WHAT YOU NEED TO DO:
Set out every line bearing the string "SENSOR".

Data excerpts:
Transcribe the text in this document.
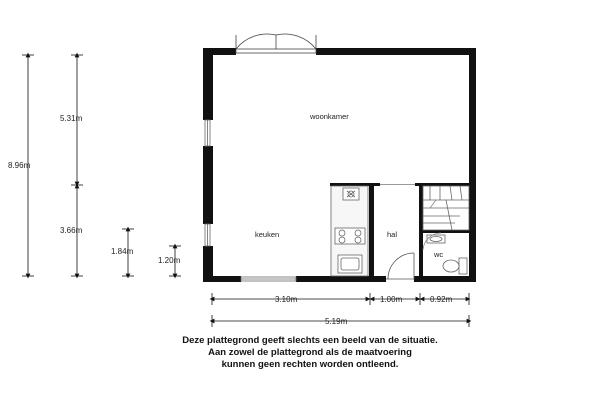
woonkamer
keuken	hal
wc
8.96m
5.31m
3.66m
1.84m
1.20m
3.10m	1.00m	0.92m
5.19m
Deze plattegrond geeft slechts een beeld van de situatie.
Aan zowel de plattegrond als de maatvoering
kunnen geen rechten worden ontleend.
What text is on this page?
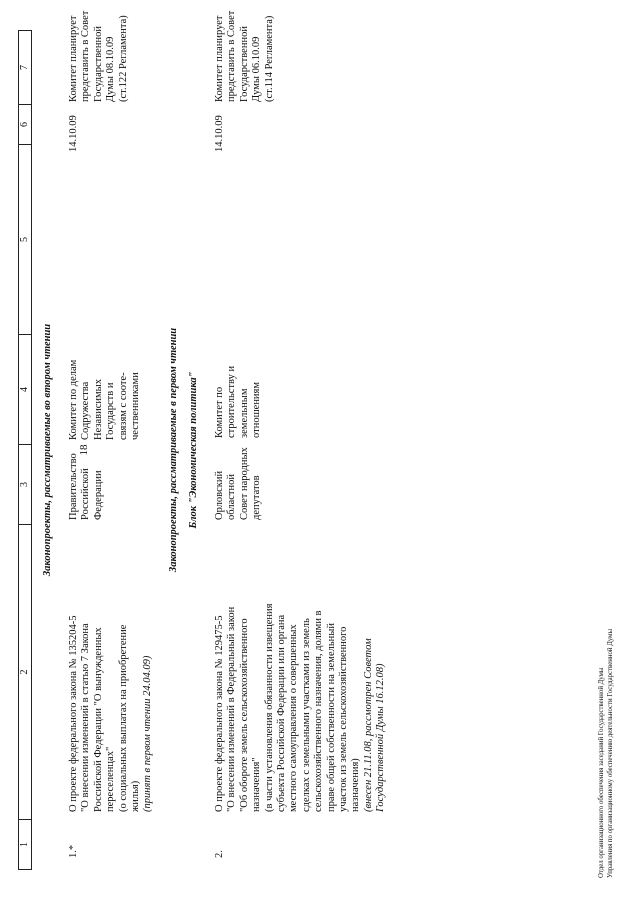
18
1
2
3
4
5
6
7
Законопроекты, рассматриваемые во втором чтении
1.*
О проекте федерального закона № 135204-5 "О внесении изменений в статью 7 Закона Российской Федерации "О вынужденных переселенцах" (о социальных выплатах на приобретение жилья) (принят в первом чтении 24.04.09)
Правительство Российской Федерации
Комитет по делам Содружества Независимых Государств и связям с соотe- чественниками
14.10.09
Комитет планирует представить в Совет Государственной Думы 08.10.09 (ст.122 Регламента)
Законопроекты, рассматриваемые в первом чтении Блок "Экономическая политика"
2.
О проекте федерального закона № 129475-5 "О внесении изменений в Федеральный закон "Об обороте земель сельскохозяйственного назначения" (в части установления обязанности извещения субъекта Российской Федерации или органа местного самоуправления о совершенных сделках с земельными участками из земель сельскохозяйственного назначения, долями в праве общей собственности на земельный участок из земель сельскохозяйственного назначения) (внесен 21.11.08, рассмотрен Советом Государственной Думы 16.12.08)
Орловский областной Совет народных депутатов
Комитет по строительству и земельным отношениям
14.10.09
Комитет планирует представить в Совет Государственной Думы 06.10.09 (ст.114 Регламента)
Отдел организационного обеспечения заседаний Государственной Думы Управления по организационному обеспечению деятельности Государственной Думы
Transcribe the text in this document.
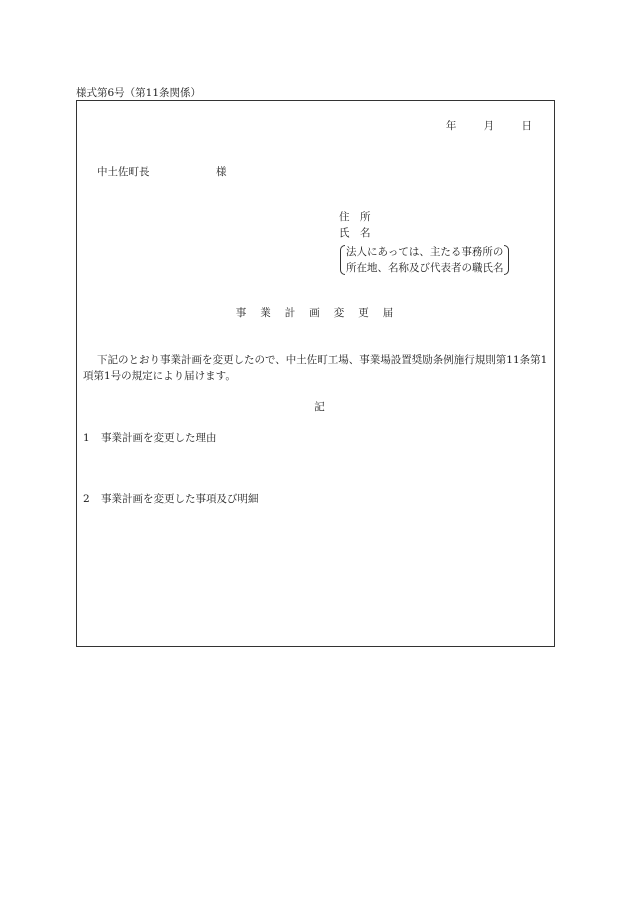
様式第6号（第11条関係）
年	月	日
中土佐町長	様
住　所
氏　名
法人にあっては、主たる事務所の
所在地、名称及び代表者の職氏名
事業計画変更届
下記のとおり事業計画を変更したので、中土佐町工場、事業場設置奨励条例施行規則第11条第1項第1号の規定により届けます。
記
1 事業計画を変更した理由
2 事業計画を変更した事項及び明細
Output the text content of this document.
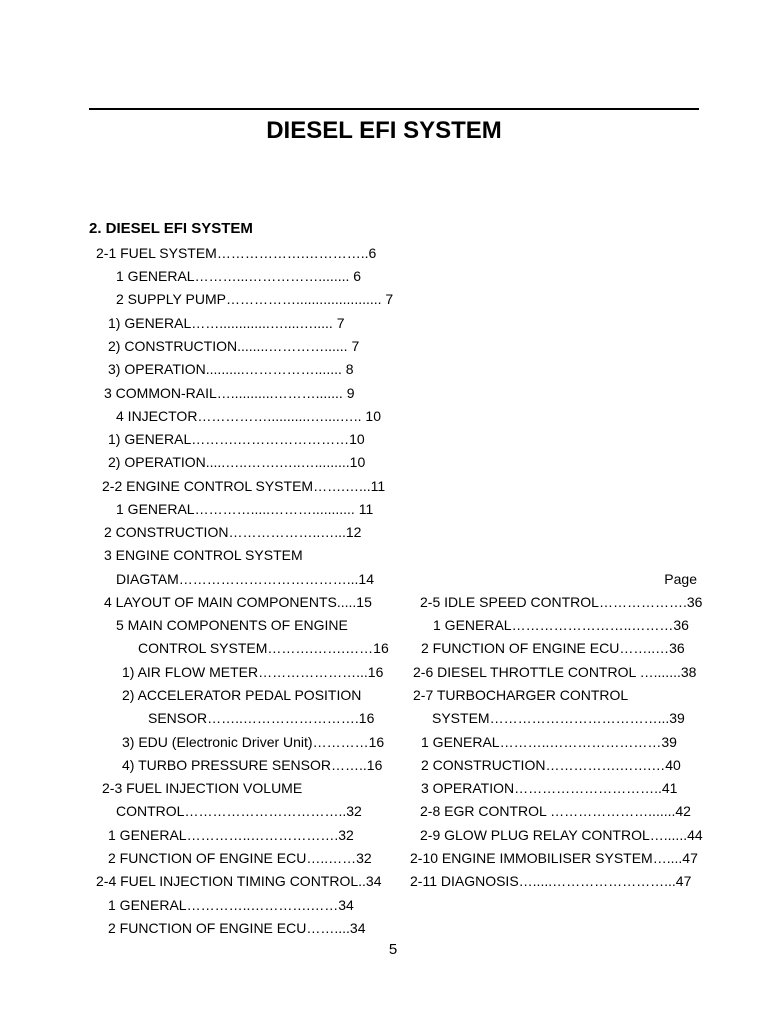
DIESEL EFI SYSTEM
2. DIESEL EFI SYSTEM
2-1 FUEL SYSTEM……………….…………..6
1 GENERAL………...……………........ 6
2 SUPPLY PUMP……………...................... 7
1) GENERAL…….............…....…..... 7
2) CONSTRUCTION........…………...... 7
3) OPERATION..........……………....... 8
3 COMMON-RAIL…...........………....... 9
4 INJECTOR……………...........…....….. 10
1) GENERAL……….……………………10
2) OPERATION.....…..…….…..….........10
2-2 ENGINE CONTROL SYSTEM…….…...11
1 GENERAL………….....………........... 11
2 CONSTRUCTION………………..…...12
3 ENGINE CONTROL SYSTEM
DIAGTAM………………………………...14
4 LAYOUT OF MAIN COMPONENTS.....15
5 MAIN COMPONENTS OF ENGINE
CONTROL SYSTEM……….…….……16
1) AIR FLOW METER…………………...16
2) ACCELERATOR PEDAL POSITION
SENSOR……..…………………….16
3) EDU (Electronic Driver Unit)…………16
4) TURBO PRESSURE SENSOR……..16
2-3 FUEL INJECTION VOLUME
CONTROL……………………………..32
1 GENERAL…………..……………….32
2 FUNCTION OF ENGINE ECU…..……32
2-4 FUEL INJECTION TIMING CONTROL..34
1 GENERAL…………..………….……34
2 FUNCTION OF ENGINE ECU……....34
Page
2-5 IDLE SPEED CONTROL……………….36
1 GENERAL……………………..………36
2 FUNCTION OF ENGINE ECU……..…36
2-6 DIESEL THROTTLE CONTROL ….......38
2-7 TURBOCHARGER CONTROL
SYSTEM………………………………...39
1 GENERAL………..……………………39
2 CONSTRUCTION…………….…….…40
3 OPERATION…………………………..41
2-8 EGR CONTROL ………………….......42
2-9 GLOW PLUG RELAY CONTROL…......44
2-10 ENGINE IMMOBILISER SYSTEM…....47
2-11 DIAGNOSIS….....……………………...47
5
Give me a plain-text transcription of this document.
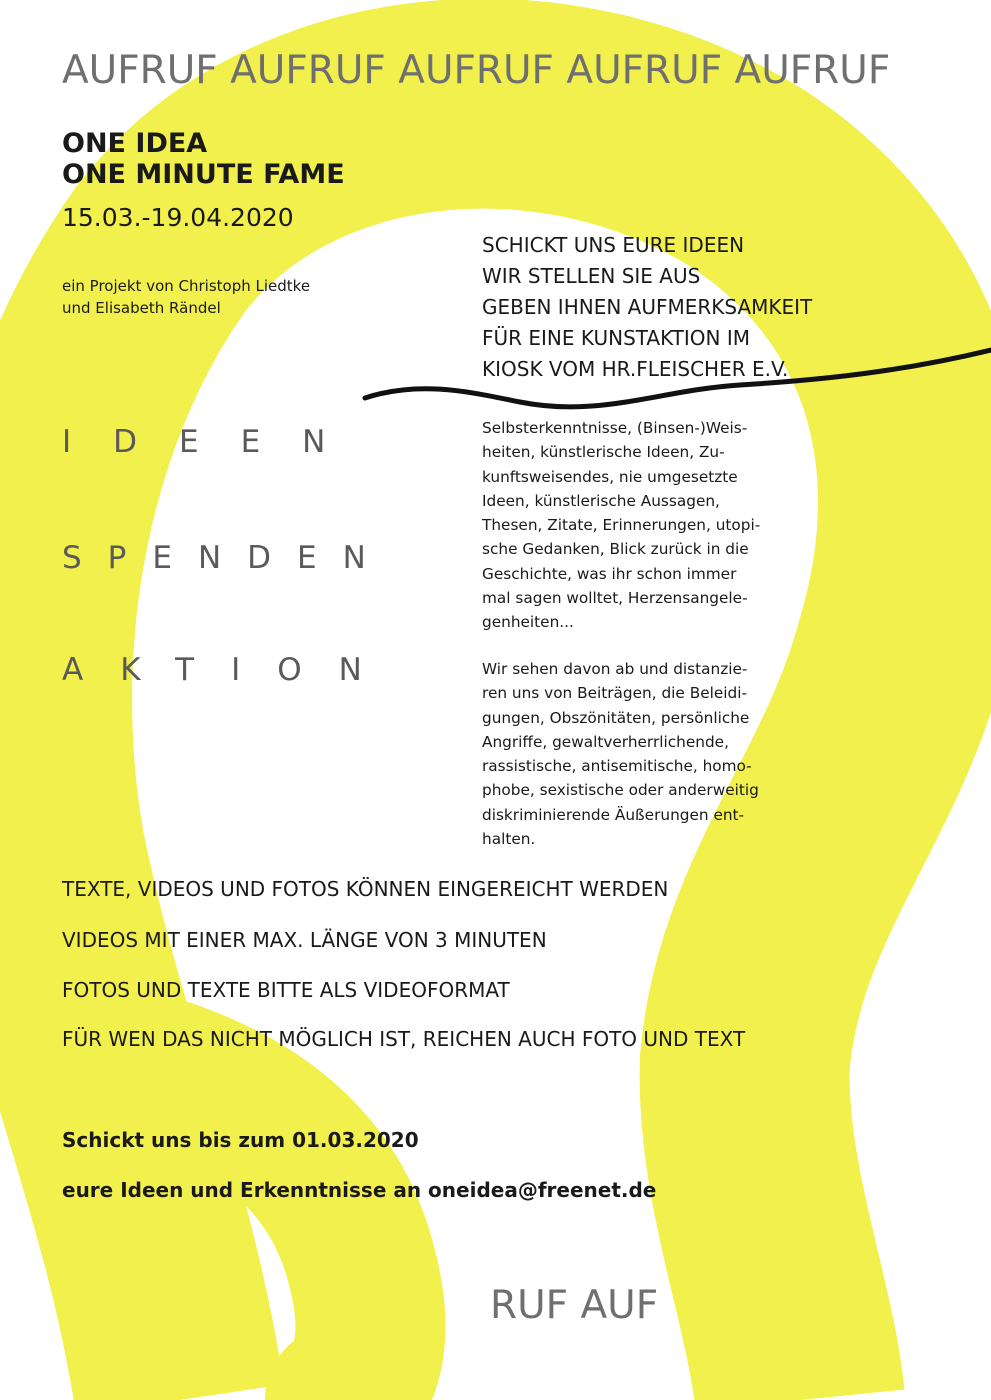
AUFRUF AUFRUF AUFRUF AUFRUF AUFRUF
ONE IDEA
ONE MINUTE FAME
15.03.-19.04.2020
ein Projekt von Christoph Liedtke
und Elisabeth Rändel
SCHICKT UNS EURE IDEEN
WIR STELLEN SIE AUS
GEBEN IHNEN AUFMERKSAMKEIT
FÜR EINE KUNSTAKTION IM
KIOSK VOM HR.FLEISCHER E.V.
IDEEN
SPENDEN
AKTION
Selbsterkenntnisse, (Binsen-)Weis-
heiten, künstlerische Ideen, Zu-
kunftsweisendes, nie umgesetzte
Ideen, künstlerische Aussagen,
Thesen, Zitate, Erinnerungen, utopi-
sche Gedanken, Blick zurück in die
Geschichte, was ihr schon immer
mal sagen wolltet, Herzensangele-
genheiten...
Wir sehen davon ab und distanzie-
ren uns von Beiträgen, die Beleidi-
gungen, Obszönitäten, persönliche
Angriffe, gewaltverherrlichende,
rassistische, antisemitische, homo-
phobe, sexistische oder anderweitig
diskriminierende Äußerungen ent-
halten.
TEXTE, VIDEOS UND FOTOS KÖNNEN EINGEREICHT WERDEN
VIDEOS MIT EINER MAX. LÄNGE VON 3 MINUTEN
FOTOS UND TEXTE BITTE ALS VIDEOFORMAT
FÜR WEN DAS NICHT MÖGLICH IST, REICHEN AUCH FOTO UND TEXT
Schickt uns bis zum 01.03.2020
eure Ideen und Erkenntnisse an oneidea@freenet.de
RUF AUF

RESULT:
SENSOR……..…………………….16
4) TURBO PRESSURE SENSOR……..16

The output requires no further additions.